What you need to do
The records should be repeated word for word, pictures excluded.

--- Records for this task ---

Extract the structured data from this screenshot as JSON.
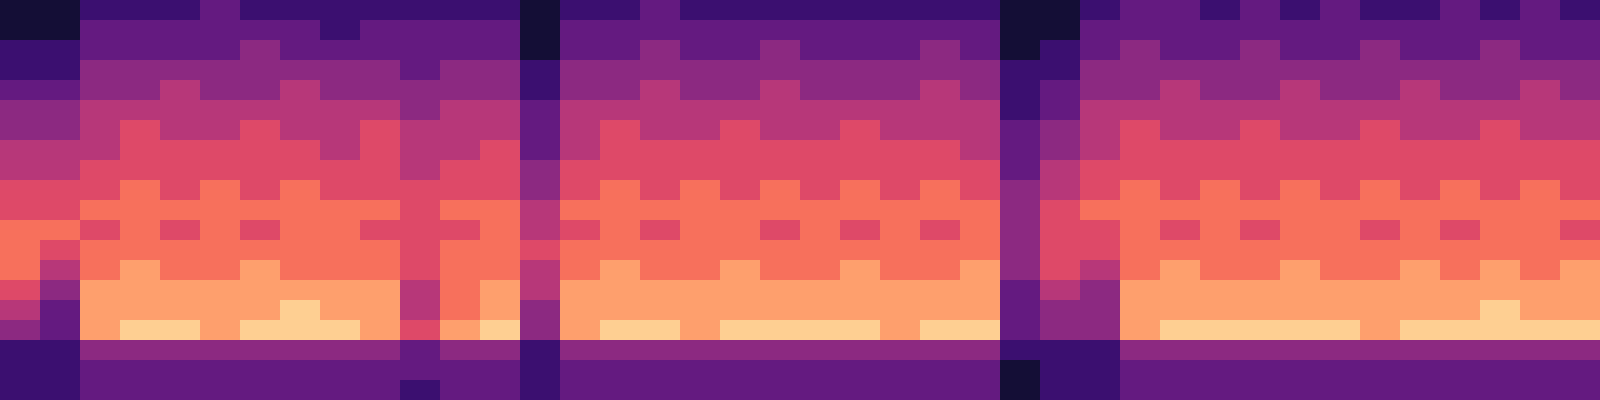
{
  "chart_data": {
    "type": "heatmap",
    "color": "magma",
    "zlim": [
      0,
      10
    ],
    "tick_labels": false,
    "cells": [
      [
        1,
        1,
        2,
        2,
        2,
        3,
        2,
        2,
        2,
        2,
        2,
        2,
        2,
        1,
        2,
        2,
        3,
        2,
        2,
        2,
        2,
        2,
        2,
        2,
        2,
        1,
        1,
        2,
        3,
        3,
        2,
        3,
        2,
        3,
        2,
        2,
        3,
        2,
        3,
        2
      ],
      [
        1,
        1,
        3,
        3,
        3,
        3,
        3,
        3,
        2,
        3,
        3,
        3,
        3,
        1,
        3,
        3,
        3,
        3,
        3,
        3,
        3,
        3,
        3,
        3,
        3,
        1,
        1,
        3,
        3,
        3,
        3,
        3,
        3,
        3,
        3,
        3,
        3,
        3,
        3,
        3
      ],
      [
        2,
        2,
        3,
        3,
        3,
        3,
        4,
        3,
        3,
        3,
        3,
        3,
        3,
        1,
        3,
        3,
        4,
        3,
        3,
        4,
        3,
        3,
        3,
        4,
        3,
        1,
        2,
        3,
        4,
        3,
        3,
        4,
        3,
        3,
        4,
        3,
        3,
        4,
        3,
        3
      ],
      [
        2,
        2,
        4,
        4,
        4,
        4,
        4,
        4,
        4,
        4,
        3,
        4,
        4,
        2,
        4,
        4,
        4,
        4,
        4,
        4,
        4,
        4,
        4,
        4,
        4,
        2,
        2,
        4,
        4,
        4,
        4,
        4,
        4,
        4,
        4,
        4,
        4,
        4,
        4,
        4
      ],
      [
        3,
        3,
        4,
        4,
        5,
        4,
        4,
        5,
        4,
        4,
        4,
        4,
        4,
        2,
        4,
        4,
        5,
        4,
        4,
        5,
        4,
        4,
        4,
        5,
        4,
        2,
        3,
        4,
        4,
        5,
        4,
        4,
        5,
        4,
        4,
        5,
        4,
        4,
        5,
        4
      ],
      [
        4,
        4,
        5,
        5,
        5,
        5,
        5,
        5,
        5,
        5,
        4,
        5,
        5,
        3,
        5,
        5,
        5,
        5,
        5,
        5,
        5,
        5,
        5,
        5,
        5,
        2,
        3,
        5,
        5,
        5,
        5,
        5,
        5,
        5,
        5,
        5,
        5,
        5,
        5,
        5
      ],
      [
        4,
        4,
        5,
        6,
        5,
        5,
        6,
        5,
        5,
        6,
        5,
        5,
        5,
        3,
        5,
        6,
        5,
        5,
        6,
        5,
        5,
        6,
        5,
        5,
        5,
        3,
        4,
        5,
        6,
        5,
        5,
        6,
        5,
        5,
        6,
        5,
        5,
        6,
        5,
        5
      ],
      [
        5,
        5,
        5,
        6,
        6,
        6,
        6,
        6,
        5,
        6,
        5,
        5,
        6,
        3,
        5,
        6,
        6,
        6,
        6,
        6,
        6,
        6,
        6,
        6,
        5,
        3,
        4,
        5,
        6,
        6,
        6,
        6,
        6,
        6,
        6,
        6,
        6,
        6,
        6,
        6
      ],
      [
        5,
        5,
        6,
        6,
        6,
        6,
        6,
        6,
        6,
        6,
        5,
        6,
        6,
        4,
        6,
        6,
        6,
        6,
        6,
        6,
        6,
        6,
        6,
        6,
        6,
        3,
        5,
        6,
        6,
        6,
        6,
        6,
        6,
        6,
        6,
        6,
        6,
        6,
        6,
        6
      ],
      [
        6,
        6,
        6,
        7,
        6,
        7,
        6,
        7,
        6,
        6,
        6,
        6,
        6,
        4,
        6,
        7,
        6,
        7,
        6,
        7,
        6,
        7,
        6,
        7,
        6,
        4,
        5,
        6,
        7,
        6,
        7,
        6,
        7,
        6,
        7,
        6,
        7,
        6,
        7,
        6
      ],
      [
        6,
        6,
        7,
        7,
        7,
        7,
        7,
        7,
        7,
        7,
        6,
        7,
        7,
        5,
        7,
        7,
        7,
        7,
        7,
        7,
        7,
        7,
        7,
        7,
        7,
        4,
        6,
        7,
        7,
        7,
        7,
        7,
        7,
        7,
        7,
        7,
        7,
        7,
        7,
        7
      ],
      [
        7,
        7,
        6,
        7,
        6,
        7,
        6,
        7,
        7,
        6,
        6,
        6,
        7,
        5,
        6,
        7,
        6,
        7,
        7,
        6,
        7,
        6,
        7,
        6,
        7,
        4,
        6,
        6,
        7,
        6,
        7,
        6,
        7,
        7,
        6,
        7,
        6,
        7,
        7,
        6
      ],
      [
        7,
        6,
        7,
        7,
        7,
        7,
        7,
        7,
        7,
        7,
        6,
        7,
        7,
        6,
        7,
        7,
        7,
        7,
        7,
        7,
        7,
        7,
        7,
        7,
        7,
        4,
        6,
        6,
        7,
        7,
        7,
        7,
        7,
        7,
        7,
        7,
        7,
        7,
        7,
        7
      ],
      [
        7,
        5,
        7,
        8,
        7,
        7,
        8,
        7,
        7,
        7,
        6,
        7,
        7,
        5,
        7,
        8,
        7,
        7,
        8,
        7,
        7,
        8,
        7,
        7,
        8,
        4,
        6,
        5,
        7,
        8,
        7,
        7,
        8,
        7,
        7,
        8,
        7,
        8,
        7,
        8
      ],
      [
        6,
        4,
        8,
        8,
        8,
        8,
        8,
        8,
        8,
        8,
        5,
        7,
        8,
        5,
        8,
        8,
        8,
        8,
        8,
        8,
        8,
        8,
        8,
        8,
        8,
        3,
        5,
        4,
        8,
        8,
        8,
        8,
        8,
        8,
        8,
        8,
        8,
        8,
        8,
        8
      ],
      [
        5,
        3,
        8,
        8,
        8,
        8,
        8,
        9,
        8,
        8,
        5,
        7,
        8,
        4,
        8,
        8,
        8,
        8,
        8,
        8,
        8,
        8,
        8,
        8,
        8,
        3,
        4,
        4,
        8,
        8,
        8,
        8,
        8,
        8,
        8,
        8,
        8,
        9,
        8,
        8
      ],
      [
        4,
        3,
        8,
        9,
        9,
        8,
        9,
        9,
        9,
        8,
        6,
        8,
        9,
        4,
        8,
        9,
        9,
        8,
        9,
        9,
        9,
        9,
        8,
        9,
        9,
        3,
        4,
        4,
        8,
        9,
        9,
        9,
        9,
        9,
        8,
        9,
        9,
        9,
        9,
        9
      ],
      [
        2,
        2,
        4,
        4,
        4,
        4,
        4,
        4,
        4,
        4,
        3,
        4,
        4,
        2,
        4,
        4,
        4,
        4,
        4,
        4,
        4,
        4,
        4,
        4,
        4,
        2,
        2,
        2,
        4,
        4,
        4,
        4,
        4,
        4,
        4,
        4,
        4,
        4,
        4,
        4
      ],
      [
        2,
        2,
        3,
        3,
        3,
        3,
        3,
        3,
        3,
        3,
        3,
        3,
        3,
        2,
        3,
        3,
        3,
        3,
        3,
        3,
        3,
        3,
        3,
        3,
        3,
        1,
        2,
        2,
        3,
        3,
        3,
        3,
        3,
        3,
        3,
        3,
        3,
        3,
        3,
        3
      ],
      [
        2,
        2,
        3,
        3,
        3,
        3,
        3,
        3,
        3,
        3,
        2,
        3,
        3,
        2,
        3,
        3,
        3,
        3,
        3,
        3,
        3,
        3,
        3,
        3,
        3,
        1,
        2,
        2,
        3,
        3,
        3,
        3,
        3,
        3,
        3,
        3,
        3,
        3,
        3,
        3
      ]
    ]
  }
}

---

Solved exercise
Extract the structured data from this screenshot as JSON.
{
  "chart_data": {
    "type": "heatmap",
    "color": "magma",
    "zlim": [
      0,
      10
    ],
    "tick_labels": false,
    "cells": [
      [
        1,
        1,
        2,
        2,
        2,
        3,
        2,
        2,
        2,
        2,
        2,
        2,
        2,
        1,
        2,
        2,
        3,
        2,
        2,
        2,
        2,
        2,
        2,
        2,
        2,
        1,
        1,
        2,
        3,
        3,
        2,
        3,
        2,
        3,
        2,
        2,
        3,
        2,
        3,
        2
      ],
      [
        1,
        1,
        3,
        3,
        3,
        3,
        3,
        3,
        2,
        3,
        3,
        3,
        3,
        1,
        3,
        3,
        3,
        3,
        3,
        3,
        3,
        3,
        3,
        3,
        3,
        1,
        1,
        3,
        3,
        3,
        3,
        3,
        3,
        3,
        3,
        3,
        3,
        3,
        3,
        3
      ],
      [
        2,
        2,
        3,
        3,
        3,
        3,
        4,
        3,
        3,
        3,
        3,
        3,
        3,
        1,
        3,
        3,
        4,
        3,
        3,
        4,
        3,
        3,
        3,
        4,
        3,
        1,
        2,
        3,
        4,
        3,
        3,
        4,
        3,
        3,
        4,
        3,
        3,
        4,
        3,
        3
      ],
      [
        2,
        2,
        4,
        4,
        4,
        4,
        4,
        4,
        4,
        4,
        3,
        4,
        4,
        2,
        4,
        4,
        4,
        4,
        4,
        4,
        4,
        4,
        4,
        4,
        4,
        2,
        2,
        4,
        4,
        4,
        4,
        4,
        4,
        4,
        4,
        4,
        4,
        4,
        4,
        4
      ],
      [
        3,
        3,
        4,
        4,
        5,
        4,
        4,
        5,
        4,
        4,
        4,
        4,
        4,
        2,
        4,
        4,
        5,
        4,
        4,
        5,
        4,
        4,
        4,
        5,
        4,
        2,
        3,
        4,
        4,
        5,
        4,
        4,
        5,
        4,
        4,
        5,
        4,
        4,
        5,
        4
      ],
      [
        4,
        4,
        5,
        5,
        5,
        5,
        5,
        5,
        5,
        5,
        4,
        5,
        5,
        3,
        5,
        5,
        5,
        5,
        5,
        5,
        5,
        5,
        5,
        5,
        5,
        2,
        3,
        5,
        5,
        5,
        5,
        5,
        5,
        5,
        5,
        5,
        5,
        5,
        5,
        5
      ],
      [
        4,
        4,
        5,
        6,
        5,
        5,
        6,
        5,
        5,
        6,
        5,
        5,
        5,
        3,
        5,
        6,
        5,
        5,
        6,
        5,
        5,
        6,
        5,
        5,
        5,
        3,
        4,
        5,
        6,
        5,
        5,
        6,
        5,
        5,
        6,
        5,
        5,
        6,
        5,
        5
      ],
      [
        5,
        5,
        5,
        6,
        6,
        6,
        6,
        6,
        5,
        6,
        5,
        5,
        6,
        3,
        5,
        6,
        6,
        6,
        6,
        6,
        6,
        6,
        6,
        6,
        5,
        3,
        4,
        5,
        6,
        6,
        6,
        6,
        6,
        6,
        6,
        6,
        6,
        6,
        6,
        6
      ],
      [
        5,
        5,
        6,
        6,
        6,
        6,
        6,
        6,
        6,
        6,
        5,
        6,
        6,
        4,
        6,
        6,
        6,
        6,
        6,
        6,
        6,
        6,
        6,
        6,
        6,
        3,
        5,
        6,
        6,
        6,
        6,
        6,
        6,
        6,
        6,
        6,
        6,
        6,
        6,
        6
      ],
      [
        6,
        6,
        6,
        7,
        6,
        7,
        6,
        7,
        6,
        6,
        6,
        6,
        6,
        4,
        6,
        7,
        6,
        7,
        6,
        7,
        6,
        7,
        6,
        7,
        6,
        4,
        5,
        6,
        7,
        6,
        7,
        6,
        7,
        6,
        7,
        6,
        7,
        6,
        7,
        6
      ],
      [
        6,
        6,
        7,
        7,
        7,
        7,
        7,
        7,
        7,
        7,
        6,
        7,
        7,
        5,
        7,
        7,
        7,
        7,
        7,
        7,
        7,
        7,
        7,
        7,
        7,
        4,
        6,
        7,
        7,
        7,
        7,
        7,
        7,
        7,
        7,
        7,
        7,
        7,
        7,
        7
      ],
      [
        7,
        7,
        6,
        7,
        6,
        7,
        6,
        7,
        7,
        6,
        6,
        6,
        7,
        5,
        6,
        7,
        6,
        7,
        7,
        6,
        7,
        6,
        7,
        6,
        7,
        4,
        6,
        6,
        7,
        6,
        7,
        6,
        7,
        7,
        6,
        7,
        6,
        7,
        7,
        6
      ],
      [
        7,
        6,
        7,
        7,
        7,
        7,
        7,
        7,
        7,
        7,
        6,
        7,
        7,
        6,
        7,
        7,
        7,
        7,
        7,
        7,
        7,
        7,
        7,
        7,
        7,
        4,
        6,
        6,
        7,
        7,
        7,
        7,
        7,
        7,
        7,
        7,
        7,
        7,
        7,
        7
      ],
      [
        7,
        5,
        7,
        8,
        7,
        7,
        8,
        7,
        7,
        7,
        6,
        7,
        7,
        5,
        7,
        8,
        7,
        7,
        8,
        7,
        7,
        8,
        7,
        7,
        8,
        4,
        6,
        5,
        7,
        8,
        7,
        7,
        8,
        7,
        7,
        8,
        7,
        8,
        7,
        8
      ],
      [
        6,
        4,
        8,
        8,
        8,
        8,
        8,
        8,
        8,
        8,
        5,
        7,
        8,
        5,
        8,
        8,
        8,
        8,
        8,
        8,
        8,
        8,
        8,
        8,
        8,
        3,
        5,
        4,
        8,
        8,
        8,
        8,
        8,
        8,
        8,
        8,
        8,
        8,
        8,
        8
      ],
      [
        5,
        3,
        8,
        8,
        8,
        8,
        8,
        9,
        8,
        8,
        5,
        7,
        8,
        4,
        8,
        8,
        8,
        8,
        8,
        8,
        8,
        8,
        8,
        8,
        8,
        3,
        4,
        4,
        8,
        8,
        8,
        8,
        8,
        8,
        8,
        8,
        8,
        9,
        8,
        8
      ],
      [
        4,
        3,
        8,
        9,
        9,
        8,
        9,
        9,
        9,
        8,
        6,
        8,
        9,
        4,
        8,
        9,
        9,
        8,
        9,
        9,
        9,
        9,
        8,
        9,
        9,
        3,
        4,
        4,
        8,
        9,
        9,
        9,
        9,
        9,
        8,
        9,
        9,
        9,
        9,
        9
      ],
      [
        2,
        2,
        4,
        4,
        4,
        4,
        4,
        4,
        4,
        4,
        3,
        4,
        4,
        2,
        4,
        4,
        4,
        4,
        4,
        4,
        4,
        4,
        4,
        4,
        4,
        2,
        2,
        2,
        4,
        4,
        4,
        4,
        4,
        4,
        4,
        4,
        4,
        4,
        4,
        4
      ],
      [
        2,
        2,
        3,
        3,
        3,
        3,
        3,
        3,
        3,
        3,
        3,
        3,
        3,
        2,
        3,
        3,
        3,
        3,
        3,
        3,
        3,
        3,
        3,
        3,
        3,
        1,
        2,
        2,
        3,
        3,
        3,
        3,
        3,
        3,
        3,
        3,
        3,
        3,
        3,
        3
      ],
      [
        2,
        2,
        3,
        3,
        3,
        3,
        3,
        3,
        3,
        3,
        2,
        3,
        3,
        2,
        3,
        3,
        3,
        3,
        3,
        3,
        3,
        3,
        3,
        3,
        3,
        1,
        2,
        2,
        3,
        3,
        3,
        3,
        3,
        3,
        3,
        3,
        3,
        3,
        3,
        3
      ]
    ]
  }
}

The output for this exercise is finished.